◆ Extrait fourni
════

# Y a-t-il une différence notable entre 4 et 8 Go de RAM???



## Carone (5 Septembre 2011)

Bonjour à tous, 

Je viens d'explorer pas mal de post concernant l'upgrade de RAM. Mais je n'arrive pas à trouver la réponse à ma question. Je me lance...

Je souhaite préparer mon MB Unibody à bondir sur le Lion. J'envisage donc d'upgrader ma RAM de 2 initialement, à 4 Go. Je constate que Mac tracker indique que je peux pousser jusqu'à 8 Go.

La question est donc: est-ce que cela vaut le coup de passer à 8 ou 4 suffit? Ce n'est pas une question de budget. Juste que je ne suis pas pour acheter quelque chose si cela ne sert à rien.

Alors merci pour vos retours.


----------



## nifex (5 Septembre 2011)

Tout dépends de ton utilisation.

Ca n'apportera un plus que si les 4 go sont plein, si tu n'arrive jamais à remplir les 4 go ca ne sert a rien, mais ca risque de têtre utile sous lion 

Après si tu ne fais rien d'autre qu'internet et email ca ne sert a rien, si tu utilises plus de logiciels en même temps, ca sera utile.


----------



## Carone (5 Septembre 2011)

Merci pour ta réponse.
J'ai effectivement beaucoup d'applications ouvertes en même temps. 
Question bête... Comment fait-on pour voir à quelle hauteur est utilisée la mémoire vive?


----------



## Madalvée (5 Septembre 2011)

J'étais passé de 4 à 8 go sur mon Mini, le gain de performances était notable même si la mémoire était très faiblement utilisée.


----------



## Larme (5 Septembre 2011)

════

◆ Données présentées
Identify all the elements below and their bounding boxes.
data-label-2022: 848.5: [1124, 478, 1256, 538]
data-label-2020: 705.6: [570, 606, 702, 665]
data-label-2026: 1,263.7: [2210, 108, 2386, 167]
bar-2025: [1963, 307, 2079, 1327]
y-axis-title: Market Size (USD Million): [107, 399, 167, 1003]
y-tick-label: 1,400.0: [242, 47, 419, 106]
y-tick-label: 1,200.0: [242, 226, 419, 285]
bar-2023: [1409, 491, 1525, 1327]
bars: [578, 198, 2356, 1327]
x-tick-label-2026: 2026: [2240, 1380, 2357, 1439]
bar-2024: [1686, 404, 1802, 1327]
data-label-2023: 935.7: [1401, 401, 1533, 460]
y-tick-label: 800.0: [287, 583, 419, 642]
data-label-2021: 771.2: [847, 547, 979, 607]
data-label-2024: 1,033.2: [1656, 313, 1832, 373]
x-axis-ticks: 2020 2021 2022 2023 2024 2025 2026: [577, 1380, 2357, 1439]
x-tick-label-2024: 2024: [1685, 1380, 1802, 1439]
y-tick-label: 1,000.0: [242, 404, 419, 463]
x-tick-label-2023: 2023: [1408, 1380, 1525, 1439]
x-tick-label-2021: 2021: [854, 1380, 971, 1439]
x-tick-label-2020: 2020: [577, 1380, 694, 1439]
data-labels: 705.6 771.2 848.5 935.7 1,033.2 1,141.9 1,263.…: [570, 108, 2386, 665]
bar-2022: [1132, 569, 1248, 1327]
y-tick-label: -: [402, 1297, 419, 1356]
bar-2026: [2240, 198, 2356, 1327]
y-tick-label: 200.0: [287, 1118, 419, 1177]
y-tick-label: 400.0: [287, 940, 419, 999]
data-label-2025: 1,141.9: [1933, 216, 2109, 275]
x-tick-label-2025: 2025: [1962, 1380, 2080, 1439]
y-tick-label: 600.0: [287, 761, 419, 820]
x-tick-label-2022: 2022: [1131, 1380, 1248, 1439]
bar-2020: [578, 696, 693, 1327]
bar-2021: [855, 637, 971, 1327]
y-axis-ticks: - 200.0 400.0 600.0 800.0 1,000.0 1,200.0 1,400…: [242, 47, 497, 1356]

════

◆ Tâche demandée A
Dans la discussion sur la RAM, de combien de mémoire vive le MB Unibody de Carone dispose-t-il au départ ?
◆ Tâche demandée B
Les énoncés suivants s'accordent-ils avec la discussion sur la RAM ? Répondez par oui ou non pour chacun, en citant les mots décisifs du texte.
(i) Carone hésite pour des raisons de budget.
(ii) D'après nifex, passer à 8 Go ne sert à rien si l'on se limite à internet et aux emails.
(iii) Selon Madalvée, la mémoire du Mini était fortement utilisée.
◆ Tâche demandée C
Poursuivez la discussion sur la RAM là où elle s'arrête.

◆ Réponse A
2 Go.

◆ Réponse B
(i) Non : « Ce n'est pas une question de budget. »
(ii) Oui : « si tu ne fais rien d'autre qu'internet et email ca ne sert a rien »
(iii) Non : « même si la mémoire était très faiblement utilisée »

◆ Réponse C
_Moniteur d'Activités_, en bas y'a un bouton qui te met les infos sur le RAM.


----------



## lemarseillais23 (5 Septembre 2011)

tu peux utiliser istat aussi;

 j'avais 4go de ram, je suis passé à 8go, pour certaines applications, je peux sentir le gain (traitement de centaines de raw, applications d'effets sous photoshop...) mais au quotidien tu peux voir aussi, (plusieurs applications ouvertes, plusieurs fenêtres...), mais mac os fonctionne très bien avec 2 ou 4go de ram


----------



## Carone (7 Septembre 2011)

Merci à tous pour vos réponses.

Je compte voir comment se comporte le macbook avec lion d'un collègue qui en dispose. 

Comme ca je serai fixé. 

à plouche


----------



## Carone (3 Novembre 2011)

De retour sur ce sujet...
Est ce que Lion va gérer de la même manière la RAM que Snow?
Car on voit que depuis Snow et une mise à jour de sécurité la MB Uni gère 8 Go... Est-ce que Lion en fait de même?

Merci d'avance...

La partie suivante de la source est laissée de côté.